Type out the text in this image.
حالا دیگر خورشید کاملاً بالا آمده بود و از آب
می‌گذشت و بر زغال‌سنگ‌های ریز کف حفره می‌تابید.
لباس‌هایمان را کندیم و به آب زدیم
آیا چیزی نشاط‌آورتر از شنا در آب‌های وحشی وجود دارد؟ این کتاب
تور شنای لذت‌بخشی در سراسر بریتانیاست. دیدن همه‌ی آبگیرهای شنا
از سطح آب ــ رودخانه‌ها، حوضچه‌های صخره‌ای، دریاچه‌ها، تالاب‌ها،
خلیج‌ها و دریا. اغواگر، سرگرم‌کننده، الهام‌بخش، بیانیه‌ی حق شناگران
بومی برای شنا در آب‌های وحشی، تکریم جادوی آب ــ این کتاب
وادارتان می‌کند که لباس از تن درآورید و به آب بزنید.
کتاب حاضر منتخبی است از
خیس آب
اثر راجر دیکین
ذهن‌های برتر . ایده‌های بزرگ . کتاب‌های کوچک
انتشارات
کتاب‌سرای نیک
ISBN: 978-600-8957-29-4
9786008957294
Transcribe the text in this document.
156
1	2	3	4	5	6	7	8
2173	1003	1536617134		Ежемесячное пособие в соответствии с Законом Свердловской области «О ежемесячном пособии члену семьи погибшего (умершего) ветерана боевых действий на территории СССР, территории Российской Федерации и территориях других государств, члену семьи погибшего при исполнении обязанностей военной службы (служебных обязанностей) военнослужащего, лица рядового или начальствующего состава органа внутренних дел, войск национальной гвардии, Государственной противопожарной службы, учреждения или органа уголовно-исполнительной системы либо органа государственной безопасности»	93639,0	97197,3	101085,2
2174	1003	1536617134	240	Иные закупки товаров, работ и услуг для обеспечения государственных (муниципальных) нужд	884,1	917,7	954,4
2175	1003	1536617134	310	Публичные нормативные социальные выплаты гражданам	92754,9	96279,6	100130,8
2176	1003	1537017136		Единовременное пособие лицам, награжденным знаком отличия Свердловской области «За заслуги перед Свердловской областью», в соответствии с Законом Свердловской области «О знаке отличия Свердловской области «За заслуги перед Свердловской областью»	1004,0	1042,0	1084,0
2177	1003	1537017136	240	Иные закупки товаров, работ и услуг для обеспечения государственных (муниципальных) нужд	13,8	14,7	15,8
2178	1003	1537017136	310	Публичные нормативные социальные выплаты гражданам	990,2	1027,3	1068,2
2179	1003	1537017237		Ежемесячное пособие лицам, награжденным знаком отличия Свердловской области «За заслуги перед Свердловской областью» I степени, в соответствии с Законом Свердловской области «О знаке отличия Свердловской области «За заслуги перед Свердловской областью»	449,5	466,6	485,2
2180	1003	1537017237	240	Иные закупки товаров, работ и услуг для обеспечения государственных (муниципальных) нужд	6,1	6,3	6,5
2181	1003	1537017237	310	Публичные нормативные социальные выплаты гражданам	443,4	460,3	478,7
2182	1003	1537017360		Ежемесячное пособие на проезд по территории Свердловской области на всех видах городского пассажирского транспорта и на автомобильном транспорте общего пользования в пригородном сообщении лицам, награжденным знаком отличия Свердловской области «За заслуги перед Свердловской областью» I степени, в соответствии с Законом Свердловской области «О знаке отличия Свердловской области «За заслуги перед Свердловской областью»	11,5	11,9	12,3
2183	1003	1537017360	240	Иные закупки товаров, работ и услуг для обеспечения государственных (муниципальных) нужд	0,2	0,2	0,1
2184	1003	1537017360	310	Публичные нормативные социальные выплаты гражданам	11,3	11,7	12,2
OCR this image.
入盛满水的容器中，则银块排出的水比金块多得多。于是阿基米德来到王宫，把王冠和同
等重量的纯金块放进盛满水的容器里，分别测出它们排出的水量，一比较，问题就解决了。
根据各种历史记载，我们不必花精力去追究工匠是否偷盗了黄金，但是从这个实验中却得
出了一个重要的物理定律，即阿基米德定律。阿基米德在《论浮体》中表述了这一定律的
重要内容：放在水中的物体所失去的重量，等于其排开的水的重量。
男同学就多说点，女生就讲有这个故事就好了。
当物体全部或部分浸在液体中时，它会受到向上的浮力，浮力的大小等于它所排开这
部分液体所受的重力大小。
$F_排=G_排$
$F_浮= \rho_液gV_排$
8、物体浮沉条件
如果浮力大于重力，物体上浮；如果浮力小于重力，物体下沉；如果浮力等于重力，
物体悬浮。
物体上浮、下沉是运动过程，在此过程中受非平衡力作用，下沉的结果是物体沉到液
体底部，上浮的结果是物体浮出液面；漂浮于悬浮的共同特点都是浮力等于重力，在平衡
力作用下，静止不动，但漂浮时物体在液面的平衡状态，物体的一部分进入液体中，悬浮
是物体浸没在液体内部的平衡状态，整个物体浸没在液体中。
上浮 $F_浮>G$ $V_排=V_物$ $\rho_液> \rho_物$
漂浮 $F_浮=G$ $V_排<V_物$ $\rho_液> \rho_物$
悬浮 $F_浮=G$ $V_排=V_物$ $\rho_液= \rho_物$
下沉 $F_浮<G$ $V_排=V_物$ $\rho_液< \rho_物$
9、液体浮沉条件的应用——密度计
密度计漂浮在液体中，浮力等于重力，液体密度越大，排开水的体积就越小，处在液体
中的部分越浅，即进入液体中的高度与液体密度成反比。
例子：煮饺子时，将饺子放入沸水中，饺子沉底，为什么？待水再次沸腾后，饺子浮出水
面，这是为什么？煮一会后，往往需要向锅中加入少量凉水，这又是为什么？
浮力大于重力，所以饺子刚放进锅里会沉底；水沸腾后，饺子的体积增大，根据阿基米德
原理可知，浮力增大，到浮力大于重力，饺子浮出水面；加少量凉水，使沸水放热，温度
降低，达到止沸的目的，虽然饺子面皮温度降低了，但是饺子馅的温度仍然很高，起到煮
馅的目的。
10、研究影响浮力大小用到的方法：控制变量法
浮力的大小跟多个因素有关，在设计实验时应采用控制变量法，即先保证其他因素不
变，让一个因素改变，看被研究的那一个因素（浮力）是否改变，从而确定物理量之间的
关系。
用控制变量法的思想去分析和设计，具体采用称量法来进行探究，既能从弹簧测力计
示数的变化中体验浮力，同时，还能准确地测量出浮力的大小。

▶ [WHAT YOU NEED TO DO]
Give back each line above precisely as it stands.

▶ [EXERCISE OUTPUT]
Type out the text in this image.
حالا دیگر خورشید کاملاً بالا آمده بود و از آب
می‌گذشت و بر زغال‌سنگ‌های ریز کف حفره می‌تابید.
لباس‌هایمان را کندیم و به آب زدیم
آیا چیزی نشاط‌آورتر از شنا در آب‌های وحشی وجود دارد؟ این کتاب
تور شنای لذت‌بخشی در سراسر بریتانیاست. دیدن همه‌ی آبگیرهای شنا
از سطح آب ــ رودخانه‌ها، حوضچه‌های صخره‌ای، دریاچه‌ها، تالاب‌ها،
خلیج‌ها و دریا. اغواگر، سرگرم‌کننده، الهام‌بخش، بیانیه‌ی حق شناگران
بومی برای شنا در آب‌های وحشی، تکریم جادوی آب ــ این کتاب
وادارتان می‌کند که لباس از تن درآورید و به آب بزنید.
کتاب حاضر منتخبی است از
خیس آب
اثر راجر دیکین
ذهن‌های برتر . ایده‌های بزرگ . کتاب‌های کوچک
انتشارات
کتاب‌سرای نیک
ISBN: 978-600-8957-29-4
9786008957294
Transcribe the text in this document.
156
1	2	3	4	5	6	7	8
2173	1003	1536617134		Ежемесячное пособие в соответствии с Законом Свердловской области «О ежемесячном пособии члену семьи погибшего (умершего) ветерана боевых действий на территории СССР, территории Российской Федерации и территориях других государств, члену семьи погибшего при исполнении обязанностей военной службы (служебных обязанностей) военнослужащего, лица рядового или начальствующего состава органа внутренних дел, войск национальной гвардии, Государственной противопожарной службы, учреждения или органа уголовно-исполнительной системы либо органа государственной безопасности»	93639,0	97197,3	101085,2
2174	1003	1536617134	240	Иные закупки товаров, работ и услуг для обеспечения государственных (муниципальных) нужд	884,1	917,7	954,4
2175	1003	1536617134	310	Публичные нормативные социальные выплаты гражданам	92754,9	96279,6	100130,8
2176	1003	1537017136		Единовременное пособие лицам, награжденным знаком отличия Свердловской области «За заслуги перед Свердловской областью», в соответствии с Законом Свердловской области «О знаке отличия Свердловской области «За заслуги перед Свердловской областью»	1004,0	1042,0	1084,0
2177	1003	1537017136	240	Иные закупки товаров, работ и услуг для обеспечения государственных (муниципальных) нужд	13,8	14,7	15,8
2178	1003	1537017136	310	Публичные нормативные социальные выплаты гражданам	990,2	1027,3	1068,2
2179	1003	1537017237		Ежемесячное пособие лицам, награжденным знаком отличия Свердловской области «За заслуги перед Свердловской областью» I степени, в соответствии с Законом Свердловской области «О знаке отличия Свердловской области «За заслуги перед Свердловской областью»	449,5	466,6	485,2
2180	1003	1537017237	240	Иные закупки товаров, работ и услуг для обеспечения государственных (муниципальных) нужд	6,1	6,3	6,5
2181	1003	1537017237	310	Публичные нормативные социальные выплаты гражданам	443,4	460,3	478,7
2182	1003	1537017360		Ежемесячное пособие на проезд по территории Свердловской области на всех видах городского пассажирского транспорта и на автомобильном транспорте общего пользования в пригородном сообщении лицам, награжденным знаком отличия Свердловской области «За заслуги перед Свердловской областью» I степени, в соответствии с Законом Свердловской области «О знаке отличия Свердловской области «За заслуги перед Свердловской областью»	11,5	11,9	12,3
2183	1003	1537017360	240	Иные закупки товаров, работ и услуг для обеспечения государственных (муниципальных) нужд	0,2	0,2	0,1
2184	1003	1537017360	310	Публичные нормативные социальные выплаты гражданам	11,3	11,7	12,2
OCR this image.
入盛满水的容器中，则银块排出的水比金块多得多。于是阿基米德来到王宫，把王冠和同
等重量的纯金块放进盛满水的容器里，分别测出它们排出的水量，一比较，问题就解决了。
根据各种历史记载，我们不必花精力去追究工匠是否偷盗了黄金，但是从这个实验中却得
出了一个重要的物理定律，即阿基米德定律。阿基米德在《论浮体》中表述了这一定律的
重要内容：放在水中的物体所失去的重量，等于其排开的水的重量。
男同学就多说点，女生就讲有这个故事就好了。
当物体全部或部分浸在液体中时，它会受到向上的浮力，浮力的大小等于它所排开这
部分液体所受的重力大小。
$F_排=G_排$
$F_浮= \rho_液gV_排$
8、物体浮沉条件
如果浮力大于重力，物体上浮；如果浮力小于重力，物体下沉；如果浮力等于重力，
物体悬浮。
物体上浮、下沉是运动过程，在此过程中受非平衡力作用，下沉的结果是物体沉到液
体底部，上浮的结果是物体浮出液面；漂浮于悬浮的共同特点都是浮力等于重力，在平衡
力作用下，静止不动，但漂浮时物体在液面的平衡状态，物体的一部分进入液体中，悬浮
是物体浸没在液体内部的平衡状态，整个物体浸没在液体中。
上浮 $F_浮>G$ $V_排=V_物$ $\rho_液> \rho_物$
漂浮 $F_浮=G$ $V_排<V_物$ $\rho_液> \rho_物$
悬浮 $F_浮=G$ $V_排=V_物$ $\rho_液= \rho_物$
下沉 $F_浮<G$ $V_排=V_物$ $\rho_液< \rho_物$
9、液体浮沉条件的应用——密度计
密度计漂浮在液体中，浮力等于重力，液体密度越大，排开水的体积就越小，处在液体
中的部分越浅，即进入液体中的高度与液体密度成反比。
例子：煮饺子时，将饺子放入沸水中，饺子沉底，为什么？待水再次沸腾后，饺子浮出水
面，这是为什么？煮一会后，往往需要向锅中加入少量凉水，这又是为什么？
浮力大于重力，所以饺子刚放进锅里会沉底；水沸腾后，饺子的体积增大，根据阿基米德
原理可知，浮力增大，到浮力大于重力，饺子浮出水面；加少量凉水，使沸水放热，温度
降低，达到止沸的目的，虽然饺子面皮温度降低了，但是饺子馅的温度仍然很高，起到煮
馅的目的。
10、研究影响浮力大小用到的方法：控制变量法
浮力的大小跟多个因素有关，在设计实验时应采用控制变量法，即先保证其他因素不
变，让一个因素改变，看被研究的那一个因素（浮力）是否改变，从而确定物理量之间的
关系。
用控制变量法的思想去分析和设计，具体采用称量法来进行探究，既能从弹簧测力计
示数的变化中体验浮力，同时，还能准确地测量出浮力的大小。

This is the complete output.